Dataset records:

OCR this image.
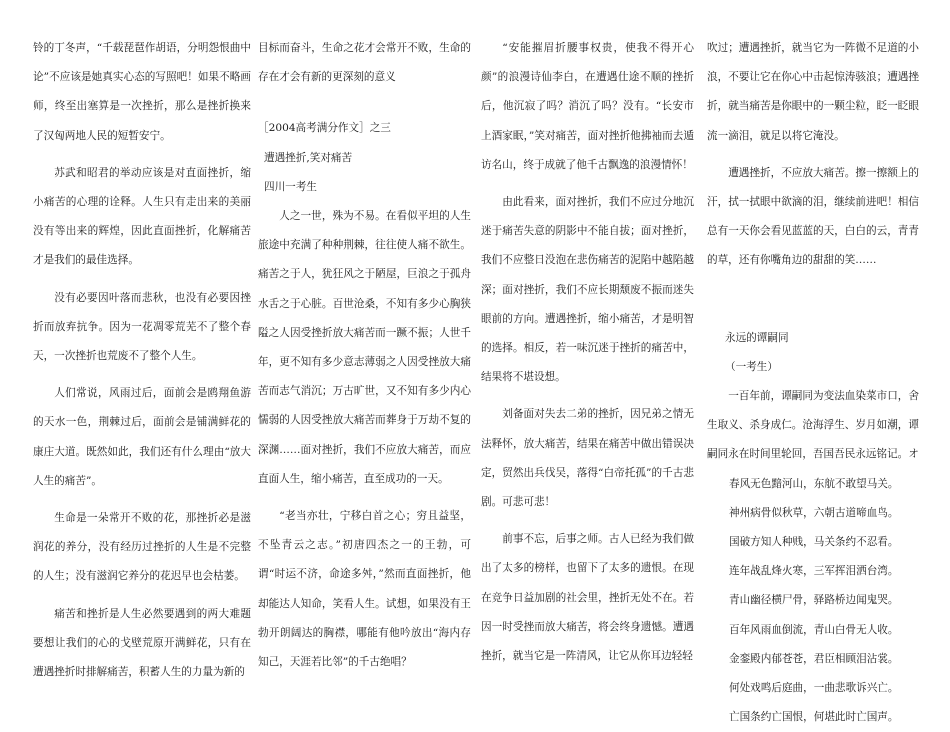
铃的丁冬声，“千载琵琶作胡语，分明怨恨曲中论”不应该是她真实心态的写照吧！如果不略画师，终至出塞算是一次挫折，那么是挫折换来了汉匈两地人民的短暂安宁。

苏武和昭君的举动应该是对直面挫折，缩小痛苦的心理的诠释。人生只有走出来的美丽没有等出来的辉煌，因此直面挫折，化解痛苦才是我们的最佳选择。

没有必要因叶落而悲秋，也没有必要因挫折而放弃抗争。因为一花凋零荒芜不了整个春天，一次挫折也荒废不了整个人生。

人们常说，风雨过后，面前会是鸥翔鱼游的天水一色，荆棘过后，面前会是铺满鲜花的康庄大道。既然如此，我们还有什么理由“放大人生的痛苦”。

生命是一朵常开不败的花，那挫折必是滋润花的养分，没有经历过挫折的人生是不完整的人生；没有滋润它养分的花迟早也会枯萎。

痛苦和挫折是人生必然要遇到的两大难题要想让我们的心的戈壁荒原开满鲜花，只有在遭遇挫折时排解痛苦，积蓄人生的力量为新的

目标而奋斗，生命之花才会常开不败，生命的存在才会有新的更深刻的意义

［2004高考满分作文］之三

遭遇挫折,笑对痛苦

四川一考生

人之一世，殊为不易。在看似平坦的人生旅途中充满了种种荆棘，往往使人痛不欲生。痛苦之于人，犹狂风之于陋屋，巨浪之于孤舟水舌之于心脏。百世沧桑，不知有多少心胸狭隘之人因受挫折放大痛苦而一蹶不振；人世千年，更不知有多少意志薄弱之人因受挫放大痛苦而志气消沉；万古旷世，又不知有多少内心懦弱的人因受挫放大痛苦而葬身于万劫不复的深渊……面对挫折，我们不应放大痛苦，而应直面人生，缩小痛苦，直至成功的一天。

“老当亦壮，宁移白首之心；穷且益坚，不坠青云之志。”初唐四杰之一的王勃，可谓“时运不济，命途多舛，”然而直面挫折，他却能达人知命，笑看人生。试想，如果没有王勃开朗阔达的胸襟，哪能有他吟放出“海内存知己，天涯若比邻”的千古绝唱？

“安能摧眉折腰事权贵，使我不得开心颜”的浪漫诗仙李白，在遭遇仕途不顺的挫折后，他沉寂了吗？消沉了吗？没有。“长安市上酒家眠，”笑对痛苦，面对挫折他拂袖而去遁访名山，终于成就了他千古飘逸的浪漫情怀！

由此看来，面对挫折，我们不应过分地沉迷于痛苦失意的阴影中不能自拔；面对挫折，我们不应整日没泡在悲伤痛苦的泥陷中越陷越深；面对挫折，我们不应长期颓废不振而迷失眼前的方向。遭遇挫折，缩小痛苦，才是明智的选择。相反，若一味沉迷于挫折的痛苦中，结果将不堪设想。

刘备面对失去二弟的挫折，因兄弟之情无法释怀，放大痛苦，结果在痛苦中做出错误决定，贸然出兵伐吴，落得“白帝托孤”的千古悲剧。可悲可悲！

前事不忘，后事之师。古人已经为我们做出了太多的榜样，也留下了太多的遗恨。在现在竞争日益加剧的社会里，挫折无处不在。若因一时受挫而放大痛苦，将会终身遗憾。遭遇挫折，就当它是一阵清风，让它从你耳边轻轻

吹过；遭遇挫折，就当它为一阵微不足道的小浪，不要让它在你心中击起惊涛骇浪；遭遇挫折，就当痛苦是你眼中的一颗尘粒，眨一眨眼流一滴泪，就足以将它淹没。

遭遇挫折，不应放大痛苦。擦一擦额上的汗，拭一拭眼中欲滴的泪，继续前进吧！相信总有一天你会看见蓝蓝的天，白白的云，青青的草，还有你嘴角边的甜甜的笑……

永远的谭嗣同

（一考生）

一百年前，谭嗣同为变法血染菜市口，舍生取义、杀身成仁。沧海浮生、岁月如潮，谭嗣同永在时间里轮回，吾国吾民永远铭记。オ

春风无色黯河山，东航不敢望马关。

神州病骨似秋草，六朝古道啼血鸟。

国破方知人种贱，马关条约不忍看。

连年战乱烽火寒，三军挥泪洒台湾。

青山幽径横尸骨，驿路桥边闻鬼哭。

百年风雨血倒流，青山白骨无人收。

金銮殿内郁苍苍，君臣相顾泪沾裳。

何处戏鸣后庭曲，一曲悲歌诉兴亡。

亡国条约亡国恨，何堪此时亡国声。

Work required: Repeat each entry precisely as it appears. Leave the pictures out.

Answer to this exercise:
OCR this image.
铃的丁冬声，“千载琵琶作胡语，分明怨恨曲中论”不应该是她真实心态的写照吧！如果不略画师，终至出塞算是一次挫折，那么是挫折换来了汉匈两地人民的短暂安宁。

苏武和昭君的举动应该是对直面挫折，缩小痛苦的心理的诠释。人生只有走出来的美丽没有等出来的辉煌，因此直面挫折，化解痛苦才是我们的最佳选择。

没有必要因叶落而悲秋，也没有必要因挫折而放弃抗争。因为一花凋零荒芜不了整个春天，一次挫折也荒废不了整个人生。

人们常说，风雨过后，面前会是鸥翔鱼游的天水一色，荆棘过后，面前会是铺满鲜花的康庄大道。既然如此，我们还有什么理由“放大人生的痛苦”。

生命是一朵常开不败的花，那挫折必是滋润花的养分，没有经历过挫折的人生是不完整的人生；没有滋润它养分的花迟早也会枯萎。

痛苦和挫折是人生必然要遇到的两大难题要想让我们的心的戈壁荒原开满鲜花，只有在遭遇挫折时排解痛苦，积蓄人生的力量为新的

目标而奋斗，生命之花才会常开不败，生命的存在才会有新的更深刻的意义

［2004高考满分作文］之三

遭遇挫折,笑对痛苦

四川一考生

人之一世，殊为不易。在看似平坦的人生旅途中充满了种种荆棘，往往使人痛不欲生。痛苦之于人，犹狂风之于陋屋，巨浪之于孤舟水舌之于心脏。百世沧桑，不知有多少心胸狭隘之人因受挫折放大痛苦而一蹶不振；人世千年，更不知有多少意志薄弱之人因受挫放大痛苦而志气消沉；万古旷世，又不知有多少内心懦弱的人因受挫放大痛苦而葬身于万劫不复的深渊……面对挫折，我们不应放大痛苦，而应直面人生，缩小痛苦，直至成功的一天。

“老当亦壮，宁移白首之心；穷且益坚，不坠青云之志。”初唐四杰之一的王勃，可谓“时运不济，命途多舛，”然而直面挫折，他却能达人知命，笑看人生。试想，如果没有王勃开朗阔达的胸襟，哪能有他吟放出“海内存知己，天涯若比邻”的千古绝唱？

“安能摧眉折腰事权贵，使我不得开心颜”的浪漫诗仙李白，在遭遇仕途不顺的挫折后，他沉寂了吗？消沉了吗？没有。“长安市上酒家眠，”笑对痛苦，面对挫折他拂袖而去遁访名山，终于成就了他千古飘逸的浪漫情怀！

由此看来，面对挫折，我们不应过分地沉迷于痛苦失意的阴影中不能自拔；面对挫折，我们不应整日没泡在悲伤痛苦的泥陷中越陷越深；面对挫折，我们不应长期颓废不振而迷失眼前的方向。遭遇挫折，缩小痛苦，才是明智的选择。相反，若一味沉迷于挫折的痛苦中，结果将不堪设想。

刘备面对失去二弟的挫折，因兄弟之情无法释怀，放大痛苦，结果在痛苦中做出错误决定，贸然出兵伐吴，落得“白帝托孤”的千古悲剧。可悲可悲！

前事不忘，后事之师。古人已经为我们做出了太多的榜样，也留下了太多的遗恨。在现在竞争日益加剧的社会里，挫折无处不在。若因一时受挫而放大痛苦，将会终身遗憾。遭遇挫折，就当它是一阵清风，让它从你耳边轻轻

吹过；遭遇挫折，就当它为一阵微不足道的小浪，不要让它在你心中击起惊涛骇浪；遭遇挫折，就当痛苦是你眼中的一颗尘粒，眨一眨眼流一滴泪，就足以将它淹没。

遭遇挫折，不应放大痛苦。擦一擦额上的汗，拭一拭眼中欲滴的泪，继续前进吧！相信总有一天你会看见蓝蓝的天，白白的云，青青的草，还有你嘴角边的甜甜的笑……

永远的谭嗣同

（一考生）

一百年前，谭嗣同为变法血染菜市口，舍生取义、杀身成仁。沧海浮生、岁月如潮，谭嗣同永在时间里轮回，吾国吾民永远铭记。オ

春风无色黯河山，东航不敢望马关。

神州病骨似秋草，六朝古道啼血鸟。

国破方知人种贱，马关条约不忍看。

连年战乱烽火寒，三军挥泪洒台湾。

青山幽径横尸骨，驿路桥边闻鬼哭。

百年风雨血倒流，青山白骨无人收。

金銮殿内郁苍苍，君臣相顾泪沾裳。

何处戏鸣后庭曲，一曲悲歌诉兴亡。

亡国条约亡国恨，何堪此时亡国声。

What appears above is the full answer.